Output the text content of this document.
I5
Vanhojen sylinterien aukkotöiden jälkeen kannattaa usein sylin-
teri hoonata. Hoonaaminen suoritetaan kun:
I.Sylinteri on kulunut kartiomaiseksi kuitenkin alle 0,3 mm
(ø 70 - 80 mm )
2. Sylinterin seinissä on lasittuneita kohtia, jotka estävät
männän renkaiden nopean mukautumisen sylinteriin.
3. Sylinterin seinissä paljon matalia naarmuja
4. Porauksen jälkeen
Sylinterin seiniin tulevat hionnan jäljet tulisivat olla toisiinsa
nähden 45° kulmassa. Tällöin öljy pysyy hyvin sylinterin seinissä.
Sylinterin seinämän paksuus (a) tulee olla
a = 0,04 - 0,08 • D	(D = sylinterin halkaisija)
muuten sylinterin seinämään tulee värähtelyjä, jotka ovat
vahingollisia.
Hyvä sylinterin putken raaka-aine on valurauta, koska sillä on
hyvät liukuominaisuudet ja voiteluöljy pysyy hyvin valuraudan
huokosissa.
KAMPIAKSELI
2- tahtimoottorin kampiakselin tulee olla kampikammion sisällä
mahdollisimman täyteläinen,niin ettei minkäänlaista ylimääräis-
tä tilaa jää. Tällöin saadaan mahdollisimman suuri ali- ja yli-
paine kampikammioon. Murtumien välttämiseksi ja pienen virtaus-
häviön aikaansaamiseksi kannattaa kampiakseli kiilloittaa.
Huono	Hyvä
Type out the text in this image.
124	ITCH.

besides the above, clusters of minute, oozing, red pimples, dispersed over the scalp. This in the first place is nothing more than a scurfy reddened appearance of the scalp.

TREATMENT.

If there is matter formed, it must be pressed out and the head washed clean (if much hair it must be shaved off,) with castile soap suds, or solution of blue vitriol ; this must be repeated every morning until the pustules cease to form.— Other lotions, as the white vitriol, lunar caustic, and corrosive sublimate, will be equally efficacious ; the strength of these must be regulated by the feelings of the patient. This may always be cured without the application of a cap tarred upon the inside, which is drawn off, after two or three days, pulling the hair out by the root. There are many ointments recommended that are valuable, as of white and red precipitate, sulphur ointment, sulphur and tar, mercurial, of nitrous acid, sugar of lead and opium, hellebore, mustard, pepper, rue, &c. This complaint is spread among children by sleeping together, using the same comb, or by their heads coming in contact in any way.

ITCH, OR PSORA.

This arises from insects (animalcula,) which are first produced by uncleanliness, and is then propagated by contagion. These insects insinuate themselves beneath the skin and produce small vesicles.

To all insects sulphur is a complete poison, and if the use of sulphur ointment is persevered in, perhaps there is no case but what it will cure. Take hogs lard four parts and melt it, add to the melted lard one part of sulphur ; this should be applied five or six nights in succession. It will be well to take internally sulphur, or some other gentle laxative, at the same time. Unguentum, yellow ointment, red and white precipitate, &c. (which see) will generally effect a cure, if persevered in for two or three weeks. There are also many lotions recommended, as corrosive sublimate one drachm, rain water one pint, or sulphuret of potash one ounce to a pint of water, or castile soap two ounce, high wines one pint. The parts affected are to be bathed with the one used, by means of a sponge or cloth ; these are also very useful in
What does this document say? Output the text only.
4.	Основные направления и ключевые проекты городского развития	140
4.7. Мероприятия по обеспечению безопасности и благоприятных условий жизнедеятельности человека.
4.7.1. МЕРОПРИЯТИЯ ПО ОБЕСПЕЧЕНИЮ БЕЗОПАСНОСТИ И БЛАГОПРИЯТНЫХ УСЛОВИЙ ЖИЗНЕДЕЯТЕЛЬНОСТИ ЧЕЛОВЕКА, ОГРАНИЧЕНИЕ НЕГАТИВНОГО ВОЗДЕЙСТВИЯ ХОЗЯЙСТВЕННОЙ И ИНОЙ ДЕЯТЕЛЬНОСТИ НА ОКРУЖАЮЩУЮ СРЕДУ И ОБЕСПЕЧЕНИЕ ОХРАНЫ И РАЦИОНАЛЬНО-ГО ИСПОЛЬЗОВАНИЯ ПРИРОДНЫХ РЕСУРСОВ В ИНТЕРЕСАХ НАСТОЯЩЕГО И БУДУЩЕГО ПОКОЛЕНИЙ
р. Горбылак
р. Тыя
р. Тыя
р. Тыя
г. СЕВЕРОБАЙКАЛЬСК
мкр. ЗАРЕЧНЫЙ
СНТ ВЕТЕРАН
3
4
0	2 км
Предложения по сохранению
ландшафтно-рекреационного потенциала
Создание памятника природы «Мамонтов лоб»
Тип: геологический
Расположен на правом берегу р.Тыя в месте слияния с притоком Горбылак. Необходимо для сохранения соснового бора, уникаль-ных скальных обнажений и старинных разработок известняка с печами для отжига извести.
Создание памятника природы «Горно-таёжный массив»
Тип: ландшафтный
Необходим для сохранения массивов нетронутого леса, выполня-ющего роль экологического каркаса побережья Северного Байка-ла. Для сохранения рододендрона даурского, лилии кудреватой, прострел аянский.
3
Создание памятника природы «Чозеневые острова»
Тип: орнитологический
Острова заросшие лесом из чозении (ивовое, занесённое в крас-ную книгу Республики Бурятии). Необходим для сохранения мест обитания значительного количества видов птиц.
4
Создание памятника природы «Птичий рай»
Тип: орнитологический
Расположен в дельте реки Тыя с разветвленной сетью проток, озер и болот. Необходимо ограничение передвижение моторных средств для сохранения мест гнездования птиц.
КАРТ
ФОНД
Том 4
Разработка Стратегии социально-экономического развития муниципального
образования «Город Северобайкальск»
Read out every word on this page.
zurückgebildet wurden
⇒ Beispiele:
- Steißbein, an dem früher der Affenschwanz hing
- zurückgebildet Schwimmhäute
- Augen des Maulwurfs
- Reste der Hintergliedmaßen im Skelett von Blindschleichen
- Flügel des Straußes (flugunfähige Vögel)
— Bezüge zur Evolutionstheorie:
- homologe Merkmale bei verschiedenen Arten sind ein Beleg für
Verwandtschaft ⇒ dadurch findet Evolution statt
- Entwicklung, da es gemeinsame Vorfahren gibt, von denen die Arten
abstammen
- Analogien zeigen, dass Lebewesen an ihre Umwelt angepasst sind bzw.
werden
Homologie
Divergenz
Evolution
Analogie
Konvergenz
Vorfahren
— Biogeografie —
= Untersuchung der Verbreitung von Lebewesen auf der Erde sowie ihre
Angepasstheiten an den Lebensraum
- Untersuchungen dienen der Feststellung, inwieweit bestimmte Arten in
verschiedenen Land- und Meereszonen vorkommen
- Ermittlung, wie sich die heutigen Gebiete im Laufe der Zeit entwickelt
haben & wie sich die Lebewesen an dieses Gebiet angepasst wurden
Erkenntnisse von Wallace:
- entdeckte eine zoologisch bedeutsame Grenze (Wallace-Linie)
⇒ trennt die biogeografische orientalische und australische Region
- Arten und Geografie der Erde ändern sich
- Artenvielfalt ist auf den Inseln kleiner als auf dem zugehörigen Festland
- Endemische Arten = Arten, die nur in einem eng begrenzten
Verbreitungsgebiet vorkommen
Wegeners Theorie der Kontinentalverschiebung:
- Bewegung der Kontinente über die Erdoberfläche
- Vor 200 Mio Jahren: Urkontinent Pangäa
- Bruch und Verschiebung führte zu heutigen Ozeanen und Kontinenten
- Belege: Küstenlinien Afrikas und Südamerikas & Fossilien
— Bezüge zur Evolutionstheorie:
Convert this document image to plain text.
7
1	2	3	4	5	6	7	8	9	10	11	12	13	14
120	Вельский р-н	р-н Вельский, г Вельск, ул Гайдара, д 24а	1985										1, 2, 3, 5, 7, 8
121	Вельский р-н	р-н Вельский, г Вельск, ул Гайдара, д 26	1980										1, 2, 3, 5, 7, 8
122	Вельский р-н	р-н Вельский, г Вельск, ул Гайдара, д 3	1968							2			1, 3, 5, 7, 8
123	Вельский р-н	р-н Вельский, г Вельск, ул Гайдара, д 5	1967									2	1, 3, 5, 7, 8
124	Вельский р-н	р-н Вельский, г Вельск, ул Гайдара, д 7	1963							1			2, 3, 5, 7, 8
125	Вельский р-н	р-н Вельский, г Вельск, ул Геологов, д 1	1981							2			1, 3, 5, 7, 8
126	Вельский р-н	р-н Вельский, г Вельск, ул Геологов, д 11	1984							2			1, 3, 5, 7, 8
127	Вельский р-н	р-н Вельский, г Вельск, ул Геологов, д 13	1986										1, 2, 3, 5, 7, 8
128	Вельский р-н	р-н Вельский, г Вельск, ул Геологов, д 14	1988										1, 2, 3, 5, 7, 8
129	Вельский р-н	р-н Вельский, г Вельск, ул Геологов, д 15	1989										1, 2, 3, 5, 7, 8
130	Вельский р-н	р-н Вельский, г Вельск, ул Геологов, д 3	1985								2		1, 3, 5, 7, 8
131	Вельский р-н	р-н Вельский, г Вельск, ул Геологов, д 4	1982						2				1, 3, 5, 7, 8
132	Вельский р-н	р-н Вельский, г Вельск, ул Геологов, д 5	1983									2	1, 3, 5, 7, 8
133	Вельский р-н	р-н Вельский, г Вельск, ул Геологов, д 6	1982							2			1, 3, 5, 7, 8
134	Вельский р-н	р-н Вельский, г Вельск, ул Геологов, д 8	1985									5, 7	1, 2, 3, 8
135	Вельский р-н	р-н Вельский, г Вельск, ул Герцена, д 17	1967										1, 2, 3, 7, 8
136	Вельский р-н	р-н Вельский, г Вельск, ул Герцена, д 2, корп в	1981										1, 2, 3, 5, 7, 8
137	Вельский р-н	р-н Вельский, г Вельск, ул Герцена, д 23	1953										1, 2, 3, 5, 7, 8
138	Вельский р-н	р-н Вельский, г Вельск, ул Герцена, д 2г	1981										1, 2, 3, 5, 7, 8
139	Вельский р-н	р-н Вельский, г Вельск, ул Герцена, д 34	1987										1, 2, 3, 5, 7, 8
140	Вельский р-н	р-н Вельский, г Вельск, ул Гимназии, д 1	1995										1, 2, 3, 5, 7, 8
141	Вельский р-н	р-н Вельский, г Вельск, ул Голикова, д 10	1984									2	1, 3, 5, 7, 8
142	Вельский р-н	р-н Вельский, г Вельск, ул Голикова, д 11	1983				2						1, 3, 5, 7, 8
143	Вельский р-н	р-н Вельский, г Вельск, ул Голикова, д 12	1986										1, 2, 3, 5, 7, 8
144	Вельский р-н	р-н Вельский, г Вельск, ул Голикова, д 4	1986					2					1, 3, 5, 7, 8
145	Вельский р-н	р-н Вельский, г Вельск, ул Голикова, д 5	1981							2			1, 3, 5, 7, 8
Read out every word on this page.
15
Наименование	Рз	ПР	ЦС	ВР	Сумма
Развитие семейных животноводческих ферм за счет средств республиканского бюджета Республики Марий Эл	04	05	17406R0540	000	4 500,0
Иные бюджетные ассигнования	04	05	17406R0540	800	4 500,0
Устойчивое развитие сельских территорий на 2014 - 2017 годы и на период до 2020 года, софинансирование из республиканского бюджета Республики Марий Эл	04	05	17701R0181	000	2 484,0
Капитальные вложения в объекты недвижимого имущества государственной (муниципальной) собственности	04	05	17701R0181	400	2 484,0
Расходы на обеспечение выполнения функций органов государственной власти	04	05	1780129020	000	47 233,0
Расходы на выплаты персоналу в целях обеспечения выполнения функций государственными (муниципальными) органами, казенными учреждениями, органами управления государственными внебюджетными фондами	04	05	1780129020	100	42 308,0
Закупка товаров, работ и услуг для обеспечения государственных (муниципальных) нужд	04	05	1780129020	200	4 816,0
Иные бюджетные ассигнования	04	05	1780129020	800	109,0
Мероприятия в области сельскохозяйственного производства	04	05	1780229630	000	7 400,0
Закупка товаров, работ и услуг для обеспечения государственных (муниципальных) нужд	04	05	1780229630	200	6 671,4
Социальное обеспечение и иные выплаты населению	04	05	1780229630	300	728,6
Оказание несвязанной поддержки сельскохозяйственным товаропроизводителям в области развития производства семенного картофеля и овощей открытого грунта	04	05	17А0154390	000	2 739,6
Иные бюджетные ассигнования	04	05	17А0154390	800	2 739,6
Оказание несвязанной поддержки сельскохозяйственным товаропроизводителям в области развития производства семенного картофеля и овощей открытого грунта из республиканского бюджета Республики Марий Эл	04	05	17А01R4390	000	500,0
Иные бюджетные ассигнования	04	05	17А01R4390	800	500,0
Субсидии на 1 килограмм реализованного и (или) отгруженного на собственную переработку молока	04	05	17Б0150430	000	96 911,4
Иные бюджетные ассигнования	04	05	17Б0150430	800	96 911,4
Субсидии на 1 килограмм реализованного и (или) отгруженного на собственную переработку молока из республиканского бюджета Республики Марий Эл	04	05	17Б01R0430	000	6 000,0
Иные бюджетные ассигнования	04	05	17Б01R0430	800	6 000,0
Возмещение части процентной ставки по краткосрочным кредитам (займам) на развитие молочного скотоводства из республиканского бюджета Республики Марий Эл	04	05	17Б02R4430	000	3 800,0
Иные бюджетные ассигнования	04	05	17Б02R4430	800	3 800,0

## Task description:
Look through the entries and return every line where "выполнения" appears.

## Answer for the task:
Расходы на обеспечение выполнения функций органов государственной власти	04	05	1780129020	000	47 233,0
Расходы на выплаты персоналу в целях обеспечения выполнения функций государственными (муниципальными) органами, казенными учреждениями, органами управления государственными внебюджетными фондами	04	05	1780129020	100	42 308,0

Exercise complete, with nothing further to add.